● WORK TO BE COMPLETED
In full and without alteration, give the listing again.

-------- MATERIAL TO PROCESS

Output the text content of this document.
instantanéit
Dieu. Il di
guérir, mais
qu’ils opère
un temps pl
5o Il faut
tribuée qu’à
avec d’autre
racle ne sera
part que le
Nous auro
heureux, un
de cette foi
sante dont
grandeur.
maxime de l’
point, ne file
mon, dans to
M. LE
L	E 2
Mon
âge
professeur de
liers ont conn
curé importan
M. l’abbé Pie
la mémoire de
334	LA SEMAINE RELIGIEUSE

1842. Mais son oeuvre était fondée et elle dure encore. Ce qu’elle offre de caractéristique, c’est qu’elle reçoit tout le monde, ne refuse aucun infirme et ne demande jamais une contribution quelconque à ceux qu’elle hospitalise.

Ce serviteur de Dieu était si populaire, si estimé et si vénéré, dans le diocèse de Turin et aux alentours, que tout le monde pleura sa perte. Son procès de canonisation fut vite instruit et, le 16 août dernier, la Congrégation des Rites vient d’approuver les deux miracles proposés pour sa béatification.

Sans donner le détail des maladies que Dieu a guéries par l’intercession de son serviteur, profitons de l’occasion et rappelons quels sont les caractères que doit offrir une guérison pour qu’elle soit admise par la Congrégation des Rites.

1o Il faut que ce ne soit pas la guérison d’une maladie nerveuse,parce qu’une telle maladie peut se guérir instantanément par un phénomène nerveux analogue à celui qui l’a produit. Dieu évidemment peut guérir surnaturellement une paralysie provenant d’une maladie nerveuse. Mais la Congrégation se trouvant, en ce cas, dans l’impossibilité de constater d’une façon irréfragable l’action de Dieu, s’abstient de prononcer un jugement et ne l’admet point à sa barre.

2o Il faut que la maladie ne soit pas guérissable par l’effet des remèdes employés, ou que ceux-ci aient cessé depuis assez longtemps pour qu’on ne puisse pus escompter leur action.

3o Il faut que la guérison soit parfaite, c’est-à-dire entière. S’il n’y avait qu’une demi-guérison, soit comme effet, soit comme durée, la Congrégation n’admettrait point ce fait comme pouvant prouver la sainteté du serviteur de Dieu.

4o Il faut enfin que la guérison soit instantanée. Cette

----------------

● REPLY TO THE TASK
Output the text content of this document.
instantanéit
Dieu. Il di
guérir, mais
qu’ils opère
un temps pl
5o Il faut
tribuée qu’à
avec d’autre
racle ne sera
part que le
Nous auro
heureux, un
de cette foi
sante dont
grandeur.
maxime de l’
point, ne file
mon, dans to
M. LE
L	E 2
Mon
âge
professeur de
liers ont conn
curé importan
M. l’abbé Pie
la mémoire de
334	LA SEMAINE RELIGIEUSE

1842. Mais son oeuvre était fondée et elle dure encore. Ce qu’elle offre de caractéristique, c’est qu’elle reçoit tout le monde, ne refuse aucun infirme et ne demande jamais une contribution quelconque à ceux qu’elle hospitalise.

Ce serviteur de Dieu était si populaire, si estimé et si vénéré, dans le diocèse de Turin et aux alentours, que tout le monde pleura sa perte. Son procès de canonisation fut vite instruit et, le 16 août dernier, la Congrégation des Rites vient d’approuver les deux miracles proposés pour sa béatification.

Sans donner le détail des maladies que Dieu a guéries par l’intercession de son serviteur, profitons de l’occasion et rappelons quels sont les caractères que doit offrir une guérison pour qu’elle soit admise par la Congrégation des Rites.

1o Il faut que ce ne soit pas la guérison d’une maladie nerveuse,parce qu’une telle maladie peut se guérir instantanément par un phénomène nerveux analogue à celui qui l’a produit. Dieu évidemment peut guérir surnaturellement une paralysie provenant d’une maladie nerveuse. Mais la Congrégation se trouvant, en ce cas, dans l’impossibilité de constater d’une façon irréfragable l’action de Dieu, s’abstient de prononcer un jugement et ne l’admet point à sa barre.

2o Il faut que la maladie ne soit pas guérissable par l’effet des remèdes employés, ou que ceux-ci aient cessé depuis assez longtemps pour qu’on ne puisse pus escompter leur action.

3o Il faut que la guérison soit parfaite, c’est-à-dire entière. S’il n’y avait qu’une demi-guérison, soit comme effet, soit comme durée, la Congrégation n’admettrait point ce fait comme pouvant prouver la sainteté du serviteur de Dieu.

4o Il faut enfin que la guérison soit instantanée. Cette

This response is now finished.